**Task brief:** Print the listing as it stands, omitting all images.

**Data to use:**

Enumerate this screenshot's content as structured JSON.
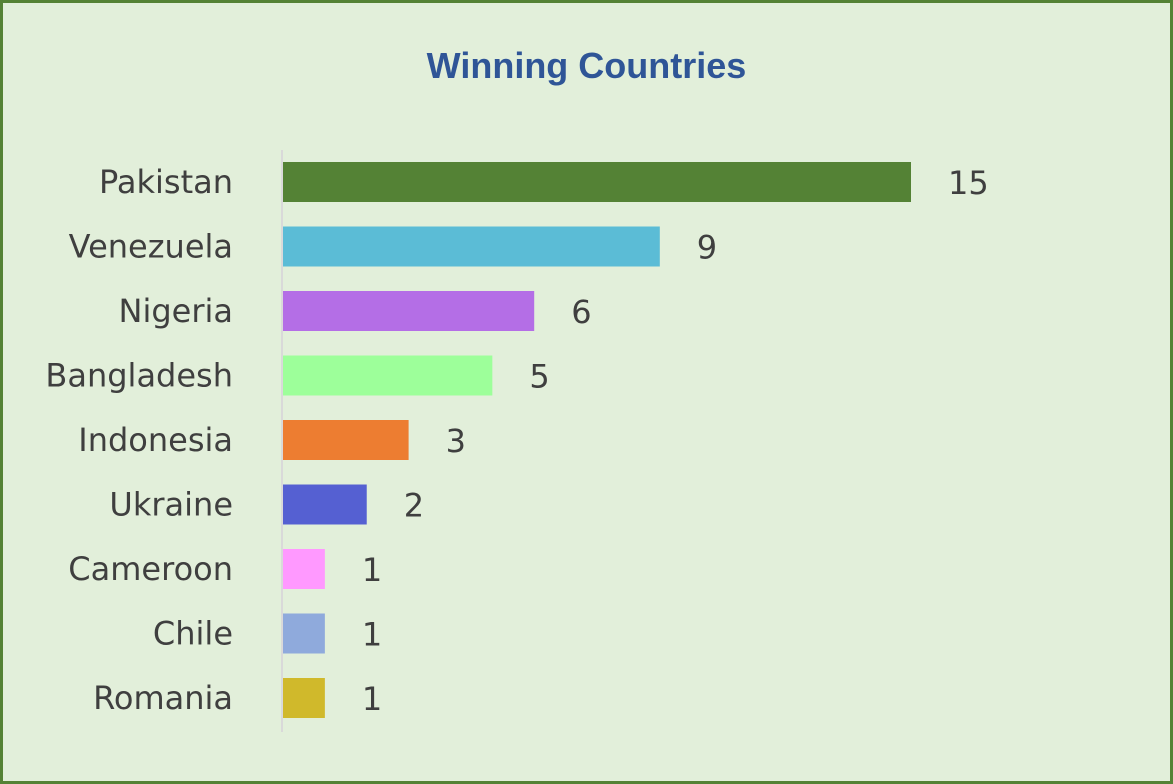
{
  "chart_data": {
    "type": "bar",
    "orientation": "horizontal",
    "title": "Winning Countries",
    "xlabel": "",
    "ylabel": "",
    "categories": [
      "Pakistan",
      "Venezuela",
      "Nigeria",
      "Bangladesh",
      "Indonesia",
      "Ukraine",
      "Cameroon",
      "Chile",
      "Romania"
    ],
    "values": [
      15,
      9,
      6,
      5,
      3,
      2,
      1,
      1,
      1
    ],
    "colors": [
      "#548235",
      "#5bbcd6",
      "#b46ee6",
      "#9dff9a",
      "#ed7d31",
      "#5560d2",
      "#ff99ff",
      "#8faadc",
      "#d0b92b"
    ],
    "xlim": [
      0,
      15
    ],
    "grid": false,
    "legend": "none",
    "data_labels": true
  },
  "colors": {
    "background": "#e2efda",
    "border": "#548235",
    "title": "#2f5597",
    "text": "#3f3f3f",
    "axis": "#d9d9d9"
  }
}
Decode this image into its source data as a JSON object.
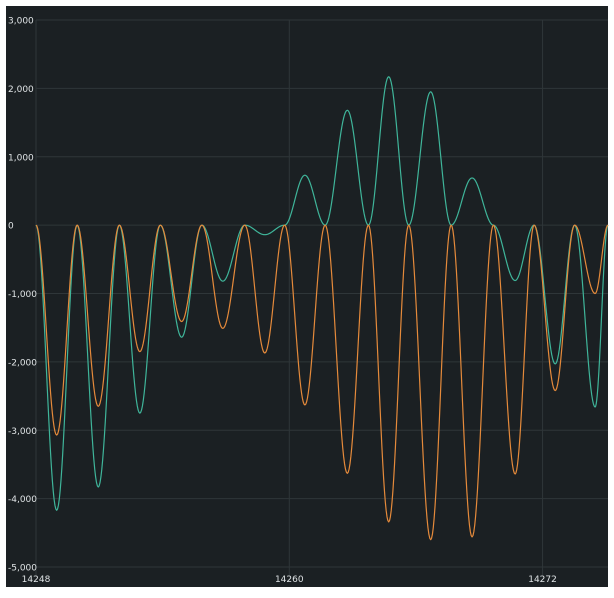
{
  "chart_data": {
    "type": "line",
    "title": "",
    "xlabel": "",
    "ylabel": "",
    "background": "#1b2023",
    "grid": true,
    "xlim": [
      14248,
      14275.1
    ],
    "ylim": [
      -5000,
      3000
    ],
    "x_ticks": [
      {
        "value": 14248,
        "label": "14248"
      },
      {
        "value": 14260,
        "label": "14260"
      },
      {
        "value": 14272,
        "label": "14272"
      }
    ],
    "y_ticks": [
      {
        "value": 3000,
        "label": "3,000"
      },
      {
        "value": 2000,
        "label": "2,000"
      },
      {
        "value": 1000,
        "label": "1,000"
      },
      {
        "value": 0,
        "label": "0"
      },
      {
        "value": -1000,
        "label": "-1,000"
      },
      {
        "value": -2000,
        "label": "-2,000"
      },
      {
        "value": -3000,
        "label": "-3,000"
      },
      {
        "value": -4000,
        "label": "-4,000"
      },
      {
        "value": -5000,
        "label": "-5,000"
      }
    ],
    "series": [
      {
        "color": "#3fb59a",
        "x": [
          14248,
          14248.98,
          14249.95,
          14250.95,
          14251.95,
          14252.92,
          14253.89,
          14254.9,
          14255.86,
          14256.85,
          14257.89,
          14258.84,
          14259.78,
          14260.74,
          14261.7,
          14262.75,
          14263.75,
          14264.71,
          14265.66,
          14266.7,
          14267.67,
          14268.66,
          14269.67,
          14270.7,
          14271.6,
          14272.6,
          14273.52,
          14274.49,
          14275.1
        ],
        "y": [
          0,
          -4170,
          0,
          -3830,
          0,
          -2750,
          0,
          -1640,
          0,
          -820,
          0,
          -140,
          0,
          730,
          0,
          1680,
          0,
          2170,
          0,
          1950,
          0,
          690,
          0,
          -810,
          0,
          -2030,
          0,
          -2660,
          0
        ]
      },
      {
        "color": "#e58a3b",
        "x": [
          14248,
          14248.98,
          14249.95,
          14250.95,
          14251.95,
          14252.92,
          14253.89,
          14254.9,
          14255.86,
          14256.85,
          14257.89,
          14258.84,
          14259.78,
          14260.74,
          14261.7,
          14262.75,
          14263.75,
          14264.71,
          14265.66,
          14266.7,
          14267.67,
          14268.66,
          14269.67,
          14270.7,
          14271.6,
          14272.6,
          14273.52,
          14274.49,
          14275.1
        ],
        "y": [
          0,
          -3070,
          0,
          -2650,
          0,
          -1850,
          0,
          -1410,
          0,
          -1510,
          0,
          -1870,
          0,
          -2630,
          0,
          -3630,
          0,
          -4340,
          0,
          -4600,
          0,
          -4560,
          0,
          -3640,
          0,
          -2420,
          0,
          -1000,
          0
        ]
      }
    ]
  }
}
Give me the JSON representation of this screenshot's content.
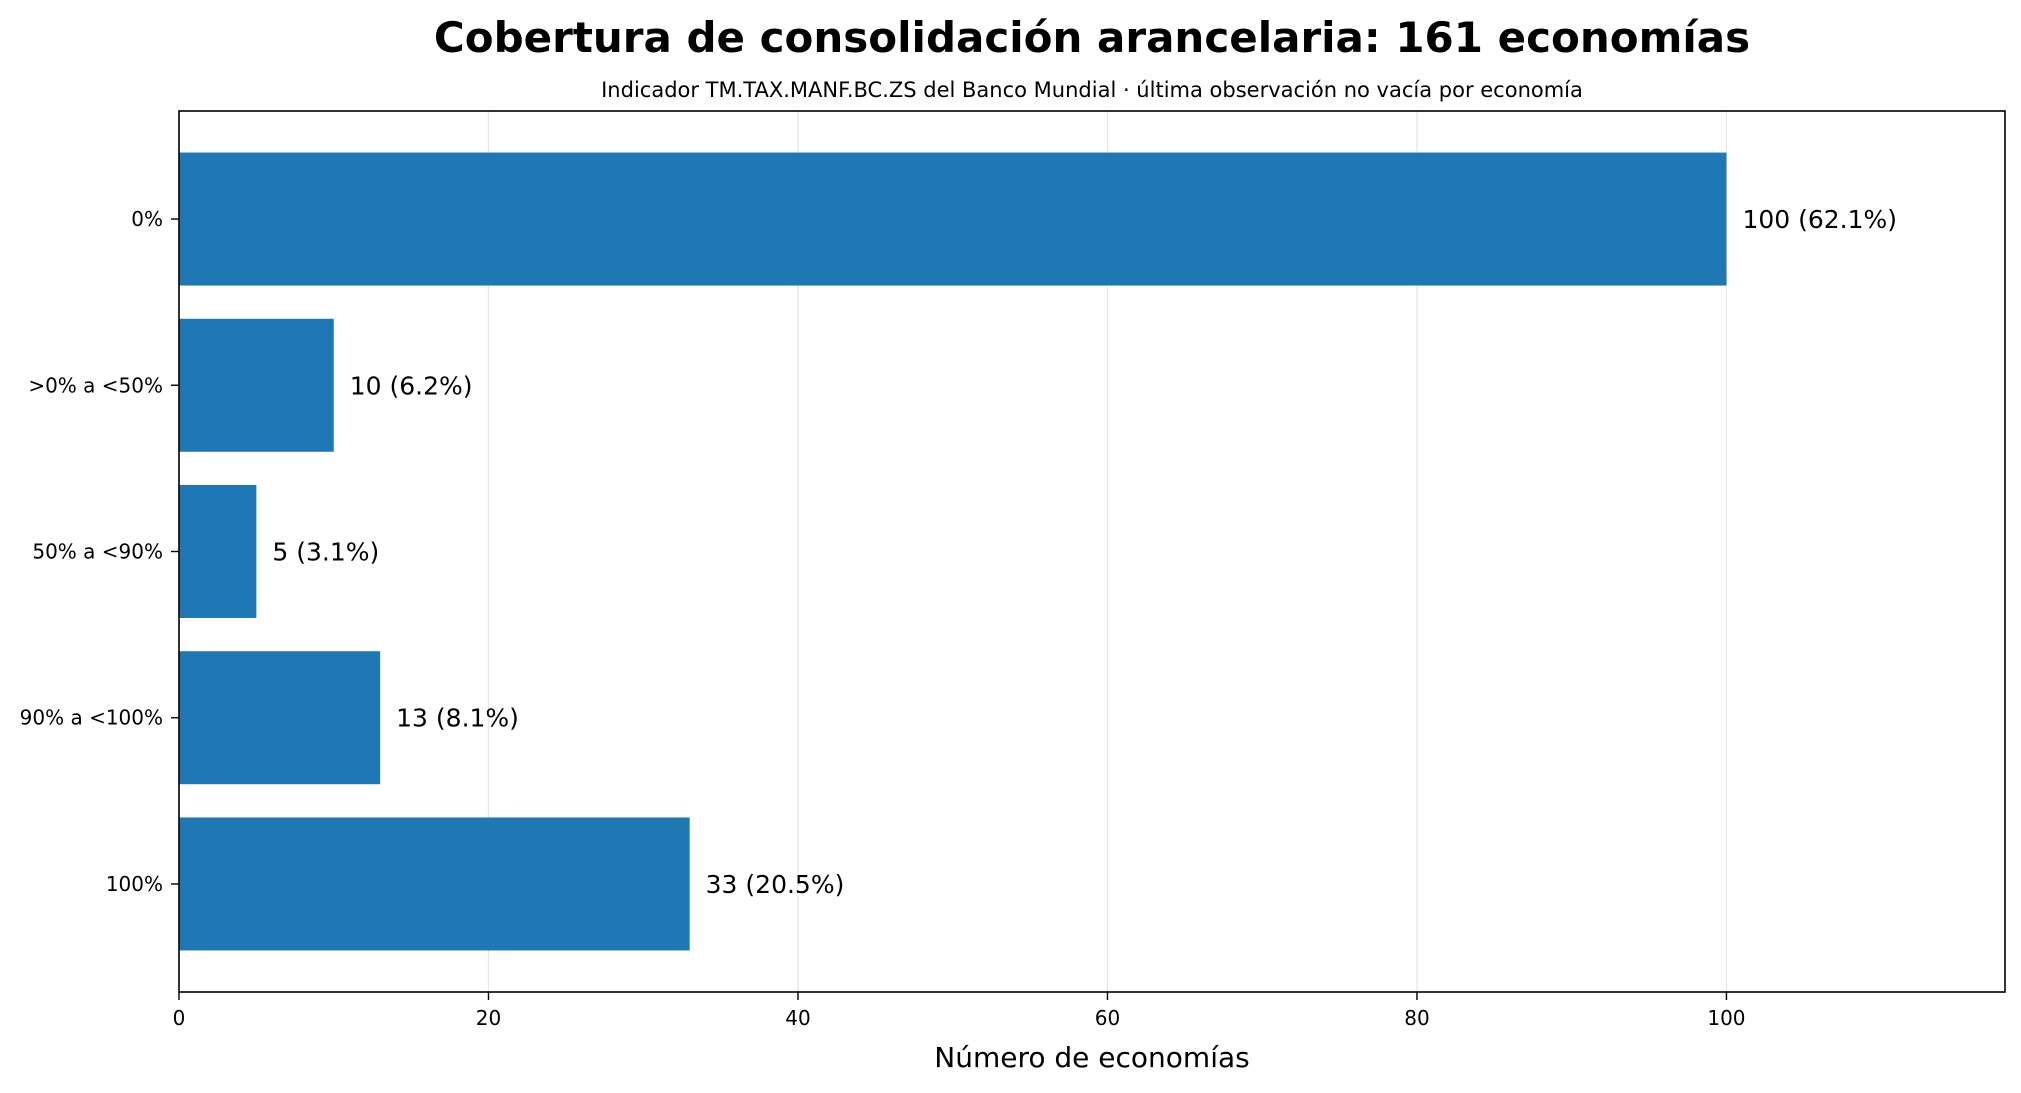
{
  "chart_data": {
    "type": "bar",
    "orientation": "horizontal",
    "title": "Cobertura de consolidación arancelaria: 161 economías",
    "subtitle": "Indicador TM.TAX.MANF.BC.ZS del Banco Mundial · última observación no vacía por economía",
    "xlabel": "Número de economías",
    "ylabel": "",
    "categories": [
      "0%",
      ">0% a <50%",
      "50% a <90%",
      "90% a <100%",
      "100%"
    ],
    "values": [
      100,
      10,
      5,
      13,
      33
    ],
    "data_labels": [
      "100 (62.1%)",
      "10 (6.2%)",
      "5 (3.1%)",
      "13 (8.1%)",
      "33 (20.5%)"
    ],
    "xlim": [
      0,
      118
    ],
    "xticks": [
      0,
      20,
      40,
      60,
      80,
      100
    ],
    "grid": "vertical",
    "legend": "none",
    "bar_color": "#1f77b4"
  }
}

**The answer:**
Enumerate this screenshot's content as structured JSON.
{
  "chart_data": {
    "type": "bar",
    "orientation": "horizontal",
    "title": "Winning Countries",
    "xlabel": "",
    "ylabel": "",
    "categories": [
      "Pakistan",
      "Venezuela",
      "Nigeria",
      "Bangladesh",
      "Indonesia",
      "Ukraine",
      "Cameroon",
      "Chile",
      "Romania"
    ],
    "values": [
      15,
      9,
      6,
      5,
      3,
      2,
      1,
      1,
      1
    ],
    "colors": [
      "#548235",
      "#5bbcd6",
      "#b46ee6",
      "#9dff9a",
      "#ed7d31",
      "#5560d2",
      "#ff99ff",
      "#8faadc",
      "#d0b92b"
    ],
    "xlim": [
      0,
      15
    ],
    "grid": false,
    "legend": "none",
    "data_labels": true
  },
  "colors": {
    "background": "#e2efda",
    "border": "#548235",
    "title": "#2f5597",
    "text": "#3f3f3f",
    "axis": "#d9d9d9"
  }
}
Decode this image into its source data as a JSON object.
{
  "chart_data": {
    "type": "line",
    "title": "",
    "xlabel": "",
    "ylabel": "",
    "background": "#1b2023",
    "grid": true,
    "xlim": [
      14248,
      14275.1
    ],
    "ylim": [
      -5000,
      3000
    ],
    "x_ticks": [
      {
        "value": 14248,
        "label": "14248"
      },
      {
        "value": 14260,
        "label": "14260"
      },
      {
        "value": 14272,
        "label": "14272"
      }
    ],
    "y_ticks": [
      {
        "value": 3000,
        "label": "3,000"
      },
      {
        "value": 2000,
        "label": "2,000"
      },
      {
        "value": 1000,
        "label": "1,000"
      },
      {
        "value": 0,
        "label": "0"
      },
      {
        "value": -1000,
        "label": "-1,000"
      },
      {
        "value": -2000,
        "label": "-2,000"
      },
      {
        "value": -3000,
        "label": "-3,000"
      },
      {
        "value": -4000,
        "label": "-4,000"
      },
      {
        "value": -5000,
        "label": "-5,000"
      }
    ],
    "series": [
      {
        "color": "#3fb59a",
        "x": [
          14248,
          14248.98,
          14249.95,
          14250.95,
          14251.95,
          14252.92,
          14253.89,
          14254.9,
          14255.86,
          14256.85,
          14257.89,
          14258.84,
          14259.78,
          14260.74,
          14261.7,
          14262.75,
          14263.75,
          14264.71,
          14265.66,
          14266.7,
          14267.67,
          14268.66,
          14269.67,
          14270.7,
          14271.6,
          14272.6,
          14273.52,
          14274.49,
          14275.1
        ],
        "y": [
          0,
          -4170,
          0,
          -3830,
          0,
          -2750,
          0,
          -1640,
          0,
          -820,
          0,
          -140,
          0,
          730,
          0,
          1680,
          0,
          2170,
          0,
          1950,
          0,
          690,
          0,
          -810,
          0,
          -2030,
          0,
          -2660,
          0
        ]
      },
      {
        "color": "#e58a3b",
        "x": [
          14248,
          14248.98,
          14249.95,
          14250.95,
          14251.95,
          14252.92,
          14253.89,
          14254.9,
          14255.86,
          14256.85,
          14257.89,
          14258.84,
          14259.78,
          14260.74,
          14261.7,
          14262.75,
          14263.75,
          14264.71,
          14265.66,
          14266.7,
          14267.67,
          14268.66,
          14269.67,
          14270.7,
          14271.6,
          14272.6,
          14273.52,
          14274.49,
          14275.1
        ],
        "y": [
          0,
          -3070,
          0,
          -2650,
          0,
          -1850,
          0,
          -1410,
          0,
          -1510,
          0,
          -1870,
          0,
          -2630,
          0,
          -3630,
          0,
          -4340,
          0,
          -4600,
          0,
          -4560,
          0,
          -3640,
          0,
          -2420,
          0,
          -1000,
          0
        ]
      }
    ]
  }
}
Give me the JSON representation of this screenshot's content.
{
  "chart_data": {
    "type": "bar",
    "orientation": "horizontal",
    "title": "Cobertura de consolidación arancelaria: 161 economías",
    "subtitle": "Indicador TM.TAX.MANF.BC.ZS del Banco Mundial · última observación no vacía por economía",
    "xlabel": "Número de economías",
    "ylabel": "",
    "categories": [
      "0%",
      ">0% a <50%",
      "50% a <90%",
      "90% a <100%",
      "100%"
    ],
    "values": [
      100,
      10,
      5,
      13,
      33
    ],
    "data_labels": [
      "100 (62.1%)",
      "10 (6.2%)",
      "5 (3.1%)",
      "13 (8.1%)",
      "33 (20.5%)"
    ],
    "xlim": [
      0,
      118
    ],
    "xticks": [
      0,
      20,
      40,
      60,
      80,
      100
    ],
    "grid": "vertical",
    "legend": "none",
    "bar_color": "#1f77b4"
  }
}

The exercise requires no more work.